Hypnose, méditation et chirurgie
Mis à jour le 25 septembre 2011
David Servan-Schreiber – Psychologies Magazine – Novembre 2001
La chirurgie, fleuron de la médecine occidentale, est un univers technique où la stérilité doit être parfaite, où chaque geste est calculé, répertorié et «monitoré» par des machines aussi implacables qu’efficaces. Toutefois, les prouesses des cinquante dernières années – de la microchirurgie de la main à la transplantation cardiaque, en passant par le remplacement de la hanche – ont transformé le patient en un objet passif de la science et de l’art du chirurgien. Une fois son accord donné pour être opéré, quelle participation peut-il imaginer, puisqu’il subira l’intervention sous anesthésie générale ?
Alors que cette question semble absurde à la majorité des chirurgiens – et des patients –, une révolution s’amorce. Des études scientifiques commencent à démontrer ce que certains soupçonnaient depuis longtemps : l’attitude du patient et sa préparation mentale jouent un rôle important dans la réponse du corps à cette « agression bien intentionnée ». Sans que l’on comprenne pourquoi, il est maintenant démontré que des explications sur la nature de l’intervention et sur ce à quoi le patient doit s’attendre, un entraînement à la relaxation et des séances d’hypnose pour conditionner la réponse du corps pendant l’opération réduisent les pertes de sang et les complications (pendant et après l’intervention), la douleur postopératoire et même la durée de l’hospitalisation ! (1)

Entrées de données extraites:
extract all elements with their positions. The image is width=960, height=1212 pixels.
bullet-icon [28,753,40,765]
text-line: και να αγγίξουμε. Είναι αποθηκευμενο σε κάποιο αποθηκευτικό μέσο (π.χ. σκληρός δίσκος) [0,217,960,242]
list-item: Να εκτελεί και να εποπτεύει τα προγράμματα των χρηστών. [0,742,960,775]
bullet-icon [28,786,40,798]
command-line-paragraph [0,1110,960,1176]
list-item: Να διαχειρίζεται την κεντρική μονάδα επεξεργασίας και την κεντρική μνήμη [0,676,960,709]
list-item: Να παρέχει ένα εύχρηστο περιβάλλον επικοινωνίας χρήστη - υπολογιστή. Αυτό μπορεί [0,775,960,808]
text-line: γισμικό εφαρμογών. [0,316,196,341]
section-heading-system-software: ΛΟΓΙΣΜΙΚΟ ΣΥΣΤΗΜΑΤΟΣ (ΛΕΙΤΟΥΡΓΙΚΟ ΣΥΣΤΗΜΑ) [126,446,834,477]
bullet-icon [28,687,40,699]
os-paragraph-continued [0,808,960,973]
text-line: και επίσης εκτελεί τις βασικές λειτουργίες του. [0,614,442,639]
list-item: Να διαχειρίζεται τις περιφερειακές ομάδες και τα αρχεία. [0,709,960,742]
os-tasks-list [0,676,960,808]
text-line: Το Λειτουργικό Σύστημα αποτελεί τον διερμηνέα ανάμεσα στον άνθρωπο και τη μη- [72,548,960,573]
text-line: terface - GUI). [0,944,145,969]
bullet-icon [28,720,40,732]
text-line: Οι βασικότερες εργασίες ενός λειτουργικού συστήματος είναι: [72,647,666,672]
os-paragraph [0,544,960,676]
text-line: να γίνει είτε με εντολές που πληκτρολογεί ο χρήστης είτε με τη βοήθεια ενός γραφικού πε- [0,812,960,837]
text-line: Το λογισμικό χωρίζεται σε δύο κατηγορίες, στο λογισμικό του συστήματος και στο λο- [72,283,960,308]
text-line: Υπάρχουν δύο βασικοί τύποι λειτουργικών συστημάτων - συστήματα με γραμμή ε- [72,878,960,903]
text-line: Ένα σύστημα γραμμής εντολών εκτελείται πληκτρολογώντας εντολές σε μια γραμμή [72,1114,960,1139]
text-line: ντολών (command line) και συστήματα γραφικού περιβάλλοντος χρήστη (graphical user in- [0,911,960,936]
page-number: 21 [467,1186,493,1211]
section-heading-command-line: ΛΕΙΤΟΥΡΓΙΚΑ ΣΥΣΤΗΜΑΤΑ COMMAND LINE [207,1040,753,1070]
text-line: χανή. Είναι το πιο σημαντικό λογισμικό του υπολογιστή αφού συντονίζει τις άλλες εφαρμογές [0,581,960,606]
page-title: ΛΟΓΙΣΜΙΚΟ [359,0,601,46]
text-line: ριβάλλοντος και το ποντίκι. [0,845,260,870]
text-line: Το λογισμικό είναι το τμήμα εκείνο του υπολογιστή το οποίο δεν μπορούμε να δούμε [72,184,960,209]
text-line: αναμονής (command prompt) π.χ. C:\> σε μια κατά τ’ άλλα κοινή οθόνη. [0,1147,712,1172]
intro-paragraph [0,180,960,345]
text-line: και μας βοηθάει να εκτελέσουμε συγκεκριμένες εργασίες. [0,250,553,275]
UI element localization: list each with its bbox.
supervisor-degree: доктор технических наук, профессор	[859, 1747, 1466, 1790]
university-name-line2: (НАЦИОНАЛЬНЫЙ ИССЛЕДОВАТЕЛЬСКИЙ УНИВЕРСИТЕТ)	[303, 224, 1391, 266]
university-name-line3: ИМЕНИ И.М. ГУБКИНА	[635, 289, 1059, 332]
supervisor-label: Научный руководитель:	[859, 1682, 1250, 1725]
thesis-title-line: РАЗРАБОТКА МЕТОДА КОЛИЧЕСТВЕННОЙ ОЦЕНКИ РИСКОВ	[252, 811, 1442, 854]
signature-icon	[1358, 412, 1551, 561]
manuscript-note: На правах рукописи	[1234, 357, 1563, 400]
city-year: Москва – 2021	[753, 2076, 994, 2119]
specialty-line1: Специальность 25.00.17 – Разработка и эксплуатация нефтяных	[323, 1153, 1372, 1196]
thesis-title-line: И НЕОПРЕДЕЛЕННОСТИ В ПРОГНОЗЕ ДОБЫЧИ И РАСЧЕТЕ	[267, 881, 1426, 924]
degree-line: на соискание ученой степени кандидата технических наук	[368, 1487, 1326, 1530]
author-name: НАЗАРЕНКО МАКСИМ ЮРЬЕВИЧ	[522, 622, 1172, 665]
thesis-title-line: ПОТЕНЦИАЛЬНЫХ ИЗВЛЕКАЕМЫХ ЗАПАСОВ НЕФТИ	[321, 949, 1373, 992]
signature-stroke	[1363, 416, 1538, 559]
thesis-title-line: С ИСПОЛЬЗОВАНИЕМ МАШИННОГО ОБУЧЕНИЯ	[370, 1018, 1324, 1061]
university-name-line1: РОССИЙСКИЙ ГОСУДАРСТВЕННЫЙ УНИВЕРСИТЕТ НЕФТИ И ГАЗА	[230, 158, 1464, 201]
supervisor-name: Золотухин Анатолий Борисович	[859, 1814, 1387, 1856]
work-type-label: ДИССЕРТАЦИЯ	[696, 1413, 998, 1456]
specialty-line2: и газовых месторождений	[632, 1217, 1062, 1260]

■ À faire:
[1] Recopiez le passage de l'article sur l'hypnose et la chirurgie, depuis « Alors que cette » jusqu'à « l’hospitalisation ! (1) » inclus.
[2] Traduisez en anglais cette phrase de l'article sur l'hypnose et la chirurgie : « La chirurgie, fleuron de la médecine occidentale, est un univers technique où la stérilité doit être parfaite, où chaque geste est calculé, répertorié et «monitoré» par des machines aussi implacables qu’efficaces. »
[3] Rédigez la suite de l'article sur l'hypnose et la chirurgie, en partant de sa dernière phrase.

■ Réponses:
[1]
Alors que cette question semble absurde à la majorité des chirurgiens – et des patients –, une révolution s’amorce. Des études scientifiques commencent à démontrer ce que certains soupçonnaient depuis longtemps : l’attitude du patient et sa préparation mentale jouent un rôle important dans la réponse du corps à cette « agression bien intentionnée ». Sans que l’on comprenne pourquoi, il est maintenant démontré que des explications sur la nature de l’intervention et sur ce à quoi le patient doit s’attendre, un entraînement à la relaxation et des séances d’hypnose pour conditionner la réponse du corps pendant l’opération réduisent les pertes de sang et les complications (pendant et après l’intervention), la douleur postopératoire et même la durée de l’hospitalisation ! (1)

[2] Surgery, the jewel of Western medicine, is a technical world where sterility must be perfect, where every movement is calculated, cataloged, and "monitored" by machines as relentless as they are effective.

[3]
Il est aussi démontré que, après certaines interventions, notamment dentaires et gynécologiques, l’acupuncture permet de réduire – de plus de deux tiers – l’utilisation d’opiacés, en contrôlant directement la douleur (2). Certains patients semblent garder un souvenir de ce qui s’est passé pendant l’opération (3). Mais le plus surprenant reste l’impact des suggestions hypnotiques susurrées aux malades via un baladeur pendant l’anesthésie. Une étude a montré que, après plusieurs jours, les infirmières reconnaissaient, dans plus de 80 % des cas, les malades traités ainsi : ils se remettaient plus rapidement et avec moins de souffrance que les autres !
Un chirurgien raconte l’histoire d’une malade pour qui ses amies avaient fait une prière en tenant une pierre dans leur main : celle-ci devait accompagner la jeune femme pendant son opération. Lorsque le médecin s’aperçut que la pierre n’était pas là, il retarda l’opération pour la retrouver. Interrogé sur cette décision, il répondit simplement : « Quand j’opère, j’ai besoin de toute l’aide que je peux recevoir ! »
Même si les conclusions de ces études demeurent controversées (4), est-il raisonnable, aujourd’hui, de se priver de cette aide si anodine et potentiellement si bénéfique ?
1- Lire “Lancet” (1988), vol. 2 (8609), et “British Medical Journal” (1990), vol. 301.
2- “Anesthesia Analgesia” (1998), vol. 87.
3- “Circulation” (1998), vol. 98.
4- “British Journal of Anaesthesiology” (1993), vol. 71.